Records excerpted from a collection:

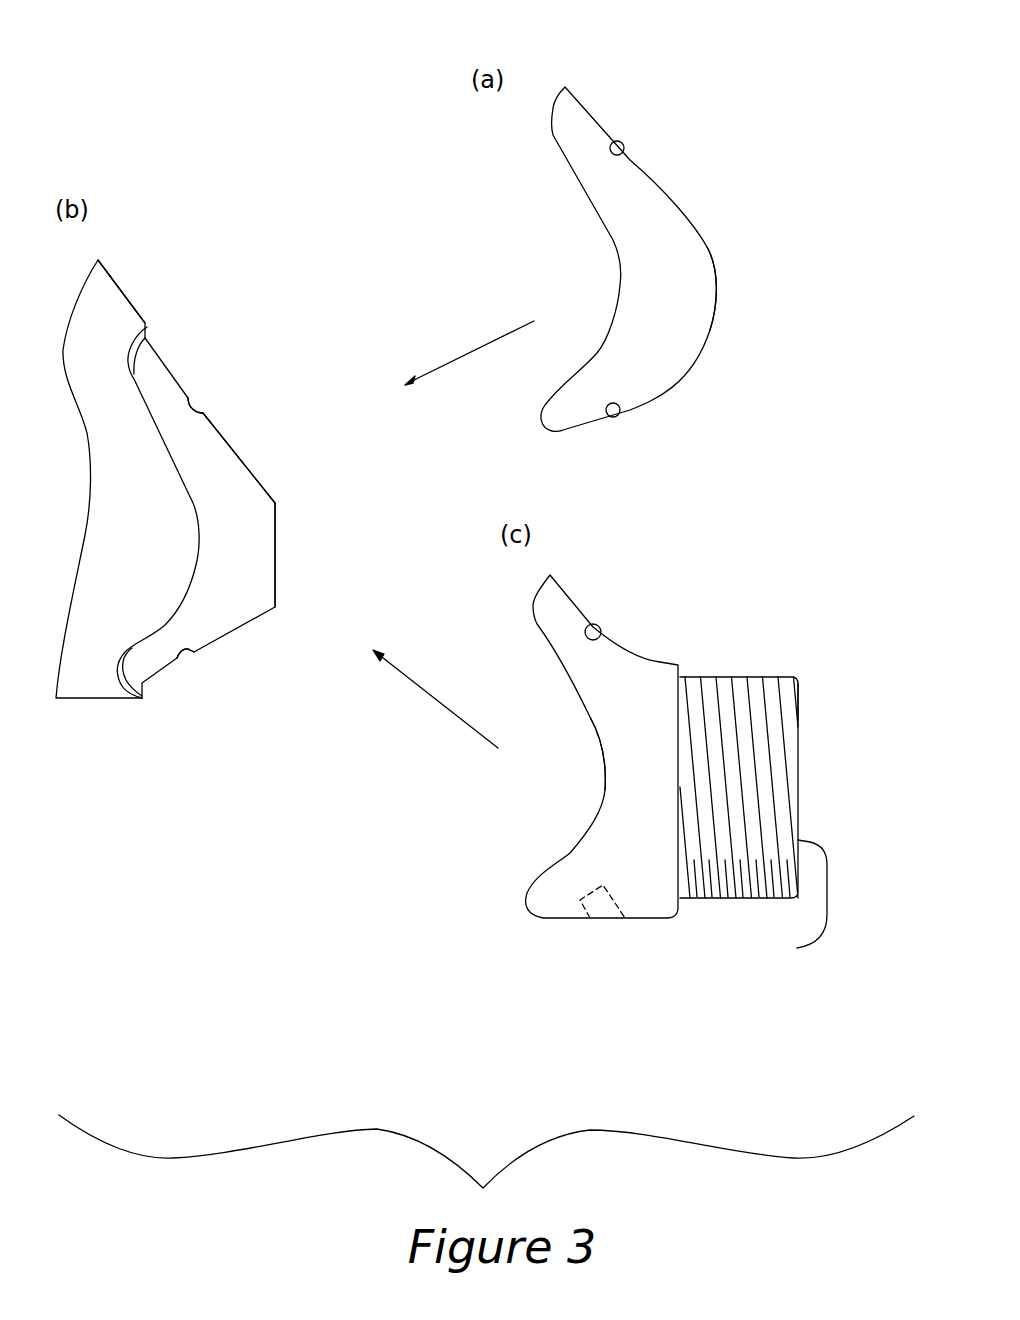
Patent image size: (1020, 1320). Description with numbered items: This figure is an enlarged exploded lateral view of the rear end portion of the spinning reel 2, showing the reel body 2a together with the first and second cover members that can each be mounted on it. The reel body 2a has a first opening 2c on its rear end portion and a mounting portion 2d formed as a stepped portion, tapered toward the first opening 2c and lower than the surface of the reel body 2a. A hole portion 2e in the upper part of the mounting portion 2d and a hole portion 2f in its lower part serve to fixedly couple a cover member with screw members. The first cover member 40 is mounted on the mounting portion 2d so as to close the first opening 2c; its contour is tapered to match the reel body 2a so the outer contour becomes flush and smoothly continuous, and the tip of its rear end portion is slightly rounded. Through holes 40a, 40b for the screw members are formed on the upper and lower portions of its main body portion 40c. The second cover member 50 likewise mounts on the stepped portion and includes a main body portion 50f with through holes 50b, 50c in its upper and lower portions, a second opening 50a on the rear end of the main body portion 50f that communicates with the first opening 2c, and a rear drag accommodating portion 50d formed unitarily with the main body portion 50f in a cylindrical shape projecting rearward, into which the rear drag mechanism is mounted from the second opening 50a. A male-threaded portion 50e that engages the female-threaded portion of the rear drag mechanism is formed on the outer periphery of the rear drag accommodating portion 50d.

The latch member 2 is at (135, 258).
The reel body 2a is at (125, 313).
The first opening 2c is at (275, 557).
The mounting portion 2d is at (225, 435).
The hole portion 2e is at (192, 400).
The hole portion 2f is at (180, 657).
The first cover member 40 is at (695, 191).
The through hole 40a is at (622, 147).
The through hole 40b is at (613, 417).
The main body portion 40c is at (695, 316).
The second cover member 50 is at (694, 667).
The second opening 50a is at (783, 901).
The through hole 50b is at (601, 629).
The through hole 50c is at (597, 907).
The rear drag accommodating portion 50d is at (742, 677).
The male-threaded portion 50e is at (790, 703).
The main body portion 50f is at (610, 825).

- Your objective
Pick out every line of the listing above that contains the string "accommodating", treating uppercase and lowercase as different.

- Result
Patent image size: (1020, 1320). Description with numbered items: This figure is an enlarged exploded lateral view of the rear end portion of the spinning reel 2, showing the reel body 2a together with the first and second cover members that can each be mounted on it. The reel body 2a has a first opening 2c on its rear end portion and a mounting portion 2d formed as a stepped portion, tapered toward the first opening 2c and lower than the surface of the reel body 2a. A hole portion 2e in the upper part of the mounting portion 2d and a hole portion 2f in its lower part serve to fixedly couple a cover member with screw members. The first cover member 40 is mounted on the mounting portion 2d so as to close the first opening 2c; its contour is tapered to match the reel body 2a so the outer contour becomes flush and smoothly continuous, and the tip of its rear end portion is slightly rounded. Through holes 40a, 40b for the screw members are formed on the upper and lower portions of its main body portion 40c. The second cover member 50 likewise mounts on the stepped portion and includes a main body portion 50f with through holes 50b, 50c in its upper and lower portions, a second opening 50a on the rear end of the main body portion 50f that communicates with the first opening 2c, and a rear drag accommodating portion 50d formed unitarily with the main body portion 50f in a cylindrical shape projecting rearward, into which the rear drag mechanism is mounted from the second opening 50a. A male-threaded portion 50e that engages the female-threaded portion of the rear drag mechanism is formed on the outer periphery of the rear drag accommodating portion 50d.
The rear drag accommodating portion 50d is at (742, 677).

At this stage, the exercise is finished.